* INSTRUCTION
Extract all of the entries and set them down verbatim.

* MATERIAL TO PROCESS
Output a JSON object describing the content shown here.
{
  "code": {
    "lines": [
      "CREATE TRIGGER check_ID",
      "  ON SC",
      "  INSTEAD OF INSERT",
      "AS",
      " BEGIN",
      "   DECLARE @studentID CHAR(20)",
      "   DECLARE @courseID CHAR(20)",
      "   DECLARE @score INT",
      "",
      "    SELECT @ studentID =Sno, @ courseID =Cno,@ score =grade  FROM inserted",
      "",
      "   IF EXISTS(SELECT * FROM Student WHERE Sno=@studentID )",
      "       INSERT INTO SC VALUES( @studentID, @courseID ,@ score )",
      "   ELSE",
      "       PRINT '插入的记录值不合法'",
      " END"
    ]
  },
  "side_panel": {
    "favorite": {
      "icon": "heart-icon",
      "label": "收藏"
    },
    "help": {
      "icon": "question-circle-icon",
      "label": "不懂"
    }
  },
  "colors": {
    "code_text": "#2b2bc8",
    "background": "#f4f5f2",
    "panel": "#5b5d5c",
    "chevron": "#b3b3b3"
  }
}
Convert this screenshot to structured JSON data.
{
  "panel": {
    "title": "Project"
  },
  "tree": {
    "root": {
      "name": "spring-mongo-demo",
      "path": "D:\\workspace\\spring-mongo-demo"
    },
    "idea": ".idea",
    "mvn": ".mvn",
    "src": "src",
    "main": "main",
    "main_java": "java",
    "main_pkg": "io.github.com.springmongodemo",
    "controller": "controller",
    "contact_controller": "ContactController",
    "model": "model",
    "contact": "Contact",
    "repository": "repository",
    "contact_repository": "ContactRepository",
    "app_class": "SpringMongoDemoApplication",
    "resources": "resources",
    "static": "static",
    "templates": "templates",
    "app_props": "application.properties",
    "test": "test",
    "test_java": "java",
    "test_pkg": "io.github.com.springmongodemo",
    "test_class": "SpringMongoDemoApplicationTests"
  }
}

* SOLUTION FOR THIS EXERCISE
Output a JSON object describing the content shown here.
{
  "code": {
    "lines": [
      "CREATE TRIGGER check_ID",
      "  ON SC",
      "  INSTEAD OF INSERT",
      "AS",
      " BEGIN",
      "   DECLARE @studentID CHAR(20)",
      "   DECLARE @courseID CHAR(20)",
      "   DECLARE @score INT",
      "",
      "    SELECT @ studentID =Sno, @ courseID =Cno,@ score =grade  FROM inserted",
      "",
      "   IF EXISTS(SELECT * FROM Student WHERE Sno=@studentID )",
      "       INSERT INTO SC VALUES( @studentID, @courseID ,@ score )",
      "   ELSE",
      "       PRINT '插入的记录值不合法'",
      " END"
    ]
  },
  "side_panel": {
    "favorite": {
      "icon": "heart-icon",
      "label": "收藏"
    },
    "help": {
      "icon": "question-circle-icon",
      "label": "不懂"
    }
  },
  "colors": {
    "code_text": "#2b2bc8",
    "background": "#f4f5f2",
    "panel": "#5b5d5c",
    "chevron": "#b3b3b3"
  }
}
Convert this screenshot to structured JSON data.
{
  "panel": {
    "title": "Project"
  },
  "tree": {
    "root": {
      "name": "spring-mongo-demo",
      "path": "D:\\workspace\\spring-mongo-demo"
    },
    "idea": ".idea",
    "mvn": ".mvn",
    "src": "src",
    "main": "main",
    "main_java": "java",
    "main_pkg": "io.github.com.springmongodemo",
    "controller": "controller",
    "contact_controller": "ContactController",
    "model": "model",
    "contact": "Contact",
    "repository": "repository",
    "contact_repository": "ContactRepository",
    "app_class": "SpringMongoDemoApplication",
    "resources": "resources",
    "static": "static",
    "templates": "templates",
    "app_props": "application.properties",
    "test": "test",
    "test_java": "java",
    "test_pkg": "io.github.com.springmongodemo",
    "test_class": "SpringMongoDemoApplicationTests"
  }
}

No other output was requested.